[Start Source]

In an embodiment of the present disclosure adapter 402 can be used to migrate a workload, e.g., an executing service, around a datacenter without having to contain the workload in a virtual machine. For example, a service such as service 420 can be instantiated on a computer system 500 and moved to other computer systems such as computer system 502 or computer system 526 by attaching the service 420 to a virtual port and migrating a unique identifier (as illustrated by the dashed arrows) used by the virtual port around the datacenter. As illustrated by the figure, service 420 can be migrated to a computer system running other services (computer system 502) or it can be migrated to a computer system that runs the client of the service (computer system 526). In the instance that a unique identifier is migrated, the new virtual port effectively becomes the old virtual port from the perspective of switch 506. In this example switch 506 could update its routing tables to send packets addressed to the unique identifier to new virtual port instead of the old one.

The following are a series of flowcharts depicting operational procedures. For ease of understanding, the flowcharts are organized such that the initial flowcharts present implementations via an overall “big picture” viewpoint and subsequent flowcharts provide further additions and/or details. Furthermore, one of skill in the art can appreciate that the operational procedure depicted by dashed lines are considered optional.

Referring now to FIG. 6, it illustrates an operational procedure for practicing aspects of the present disclosure. As shown by the figure, operation 600 begins the operational procedure and operation 602 shows attaching a first process configured to effectuate a networked input/output service to a first embedded switch virtual port, the first embedded switch virtual port including a unique identifier in a network. Turning to FIG. 5, a workload, e.g., a service such as service 420, can be effectuated by a process executing on a computer system 500 that can include components similar to those described in FIGS. 1-4. In this example service 420 can be attached to a virtual port such as virtual port 404. For example, service 420 could bind to a protocol stack that is associated with virtual port 404. Virtual port 404 can include a unique identifier that uniquely identifies its address in a datacenter. Thus, service 420 can communicate with other computer systems via switch 506 by receiving packets addressed to its unique identifier and sending packets to other computer system's unique identifiers.

After the service 420 binds itself to the unique identifier the service 420 can start to handle I/O requests. In this example client process 504 can generate an I/O request, e.g., a request to access a hard drive. In this example client 504 can be configured to send I/O requests to the unique identifier associated with the service 420 and switch 506 can receive the requests and determine where to route the requests based on the location of the unique identifier in the network.

In a specific example the adapter 402A can be a fibre channel host bus adapter and it can instantiate a virtual port that emulates a host bus adapter and the virtual port will be listed in the PCI-express space as a host bus adapter. In this example embodiment a process such as an network or virtualization infrastructure, a dynamic host configuration protocol server, a domain name system server, etc., can be attached to the virtual host bus adapter (via a protocol stack).

[End Source]
[Start Data]

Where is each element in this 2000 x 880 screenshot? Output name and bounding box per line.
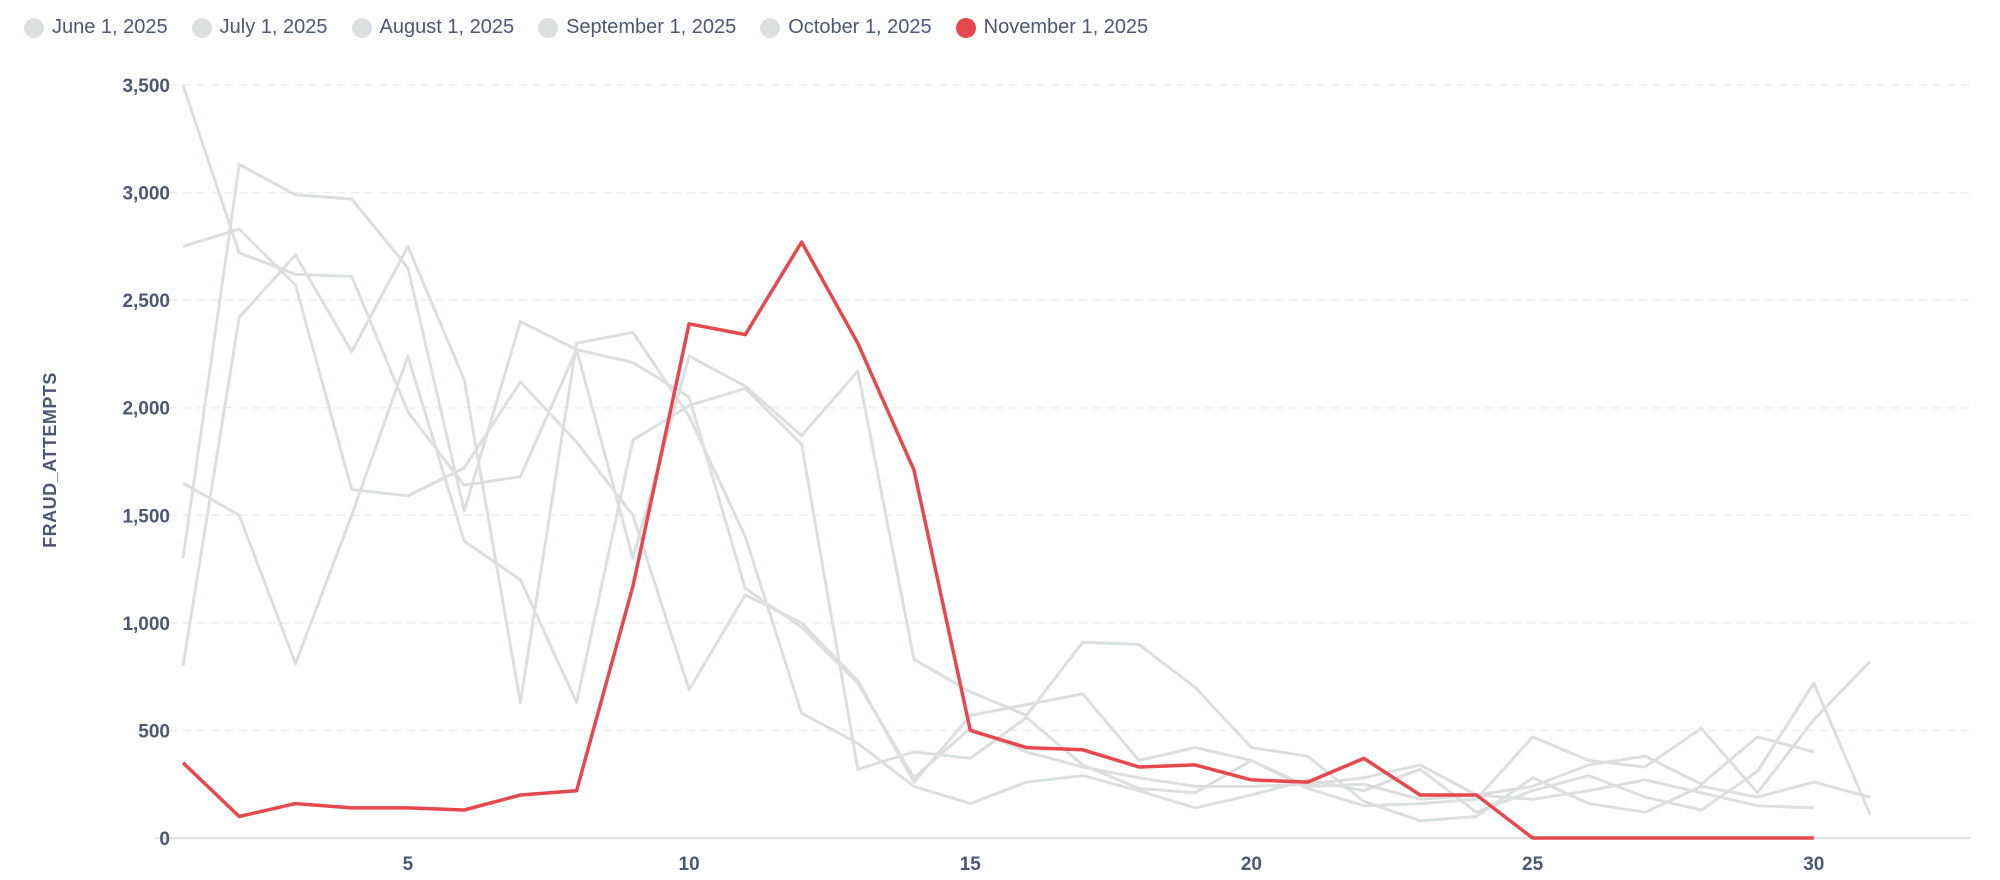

[End Data]

In the passage on moving a service between computer systems, what could switch 506 update so that packets addressed to the unique identifier go to the new virtual port?

The response:
Its routing tables.